Exercise directions: Reproduce the material from its first line through the line containing "255, 464, 274]", replacing every occurrence of "employer" with "client" and leaving everything else unchanged.

Supplied records:
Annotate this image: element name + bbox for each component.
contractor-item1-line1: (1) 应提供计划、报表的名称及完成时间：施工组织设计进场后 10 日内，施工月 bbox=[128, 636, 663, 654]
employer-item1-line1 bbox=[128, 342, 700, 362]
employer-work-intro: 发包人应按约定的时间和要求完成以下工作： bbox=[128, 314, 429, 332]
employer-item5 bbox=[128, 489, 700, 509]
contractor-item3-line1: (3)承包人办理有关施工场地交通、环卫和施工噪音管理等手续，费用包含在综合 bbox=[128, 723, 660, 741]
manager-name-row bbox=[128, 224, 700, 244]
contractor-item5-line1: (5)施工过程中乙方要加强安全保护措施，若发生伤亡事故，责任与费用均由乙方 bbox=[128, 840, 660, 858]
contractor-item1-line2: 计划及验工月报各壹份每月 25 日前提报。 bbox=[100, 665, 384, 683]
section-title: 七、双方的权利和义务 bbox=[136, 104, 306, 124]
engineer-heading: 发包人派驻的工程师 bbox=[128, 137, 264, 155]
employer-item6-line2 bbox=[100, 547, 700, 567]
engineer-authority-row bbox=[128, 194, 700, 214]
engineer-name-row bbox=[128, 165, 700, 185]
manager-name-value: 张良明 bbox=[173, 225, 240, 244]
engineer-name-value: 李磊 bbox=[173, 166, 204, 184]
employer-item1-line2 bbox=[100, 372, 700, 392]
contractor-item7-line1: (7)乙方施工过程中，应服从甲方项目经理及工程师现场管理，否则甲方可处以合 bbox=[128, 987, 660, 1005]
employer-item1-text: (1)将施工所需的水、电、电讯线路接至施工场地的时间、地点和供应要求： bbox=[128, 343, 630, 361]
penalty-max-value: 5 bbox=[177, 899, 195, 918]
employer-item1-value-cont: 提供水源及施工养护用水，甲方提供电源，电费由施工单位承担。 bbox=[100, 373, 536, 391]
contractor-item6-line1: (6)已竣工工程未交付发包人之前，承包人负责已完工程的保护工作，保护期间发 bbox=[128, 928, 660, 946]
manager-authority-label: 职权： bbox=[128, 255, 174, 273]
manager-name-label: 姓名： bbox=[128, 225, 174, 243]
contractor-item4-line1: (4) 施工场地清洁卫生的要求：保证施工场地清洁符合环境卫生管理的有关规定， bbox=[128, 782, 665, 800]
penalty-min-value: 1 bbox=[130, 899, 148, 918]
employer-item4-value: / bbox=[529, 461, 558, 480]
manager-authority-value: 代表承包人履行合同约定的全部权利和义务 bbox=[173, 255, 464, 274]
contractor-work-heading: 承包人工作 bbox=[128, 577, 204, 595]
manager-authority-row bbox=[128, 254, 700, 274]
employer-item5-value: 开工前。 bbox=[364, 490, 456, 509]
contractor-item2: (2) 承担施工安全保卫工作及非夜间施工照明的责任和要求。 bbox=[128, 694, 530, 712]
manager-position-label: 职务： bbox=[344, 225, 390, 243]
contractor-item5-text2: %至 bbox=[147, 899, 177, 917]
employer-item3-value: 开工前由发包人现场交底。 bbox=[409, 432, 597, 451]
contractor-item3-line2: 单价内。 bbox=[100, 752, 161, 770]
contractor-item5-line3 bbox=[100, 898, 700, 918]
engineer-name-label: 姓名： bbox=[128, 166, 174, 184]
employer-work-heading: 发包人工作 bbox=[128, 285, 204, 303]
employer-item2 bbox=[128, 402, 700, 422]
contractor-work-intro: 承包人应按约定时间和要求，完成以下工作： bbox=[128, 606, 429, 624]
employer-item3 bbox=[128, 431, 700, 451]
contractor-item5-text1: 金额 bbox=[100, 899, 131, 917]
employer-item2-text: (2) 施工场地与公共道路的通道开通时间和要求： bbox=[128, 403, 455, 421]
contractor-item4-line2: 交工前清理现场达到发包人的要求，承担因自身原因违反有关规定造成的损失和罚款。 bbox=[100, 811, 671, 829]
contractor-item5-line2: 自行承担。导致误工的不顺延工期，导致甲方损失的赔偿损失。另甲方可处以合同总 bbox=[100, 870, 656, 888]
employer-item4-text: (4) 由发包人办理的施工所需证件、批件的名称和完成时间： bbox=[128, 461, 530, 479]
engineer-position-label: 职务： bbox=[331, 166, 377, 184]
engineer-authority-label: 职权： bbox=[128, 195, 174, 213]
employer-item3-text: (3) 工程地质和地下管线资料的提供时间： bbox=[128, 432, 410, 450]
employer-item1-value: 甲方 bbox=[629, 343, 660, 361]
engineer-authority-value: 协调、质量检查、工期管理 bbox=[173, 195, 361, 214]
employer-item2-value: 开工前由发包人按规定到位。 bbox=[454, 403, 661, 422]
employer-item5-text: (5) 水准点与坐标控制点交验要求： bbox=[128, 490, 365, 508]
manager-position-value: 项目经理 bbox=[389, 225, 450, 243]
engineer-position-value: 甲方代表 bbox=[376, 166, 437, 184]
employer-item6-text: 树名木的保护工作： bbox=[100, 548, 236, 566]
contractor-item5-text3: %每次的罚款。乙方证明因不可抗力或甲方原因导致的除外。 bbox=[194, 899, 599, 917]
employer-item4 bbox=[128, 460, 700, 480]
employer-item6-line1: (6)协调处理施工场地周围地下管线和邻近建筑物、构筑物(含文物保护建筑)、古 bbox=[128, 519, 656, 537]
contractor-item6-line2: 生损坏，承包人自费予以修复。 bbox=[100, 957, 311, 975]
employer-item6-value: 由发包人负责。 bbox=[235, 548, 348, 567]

Solution to the problem:
Annotate this image: element name + bbox for each component.
contractor-item1-line1: (1) 应提供计划、报表的名称及完成时间：施工组织设计进场后 10 日内，施工月 bbox=[128, 636, 663, 654]
client-item1-line1 bbox=[128, 342, 700, 362]
client-work-intro: 发包人应按约定的时间和要求完成以下工作： bbox=[128, 314, 429, 332]
client-item5 bbox=[128, 489, 700, 509]
contractor-item3-line1: (3)承包人办理有关施工场地交通、环卫和施工噪音管理等手续，费用包含在综合 bbox=[128, 723, 660, 741]
manager-name-row bbox=[128, 224, 700, 244]
contractor-item5-line1: (5)施工过程中乙方要加强安全保护措施，若发生伤亡事故，责任与费用均由乙方 bbox=[128, 840, 660, 858]
contractor-item1-line2: 计划及验工月报各壹份每月 25 日前提报。 bbox=[100, 665, 384, 683]
section-title: 七、双方的权利和义务 bbox=[136, 104, 306, 124]
engineer-heading: 发包人派驻的工程师 bbox=[128, 137, 264, 155]
client-item6-line2 bbox=[100, 547, 700, 567]
engineer-authority-row bbox=[128, 194, 700, 214]
engineer-name-row bbox=[128, 165, 700, 185]
manager-name-value: 张良明 bbox=[173, 225, 240, 244]
engineer-name-value: 李磊 bbox=[173, 166, 204, 184]
client-item1-line2 bbox=[100, 372, 700, 392]
contractor-item7-line1: (7)乙方施工过程中，应服从甲方项目经理及工程师现场管理，否则甲方可处以合 bbox=[128, 987, 660, 1005]
client-item1-text: (1)将施工所需的水、电、电讯线路接至施工场地的时间、地点和供应要求： bbox=[128, 343, 630, 361]
penalty-max-value: 5 bbox=[177, 899, 195, 918]
client-item1-value-cont: 提供水源及施工养护用水，甲方提供电源，电费由施工单位承担。 bbox=[100, 373, 536, 391]
contractor-item6-line1: (6)已竣工工程未交付发包人之前，承包人负责已完工程的保护工作，保护期间发 bbox=[128, 928, 660, 946]
manager-authority-label: 职权： bbox=[128, 255, 174, 273]
manager-name-label: 姓名： bbox=[128, 225, 174, 243]
contractor-item4-line1: (4) 施工场地清洁卫生的要求：保证施工场地清洁符合环境卫生管理的有关规定， bbox=[128, 782, 665, 800]
penalty-min-value: 1 bbox=[130, 899, 148, 918]
client-item4-value: / bbox=[529, 461, 558, 480]
manager-authority-value: 代表承包人履行合同约定的全部权利和义务 bbox=[173, 255, 464, 274]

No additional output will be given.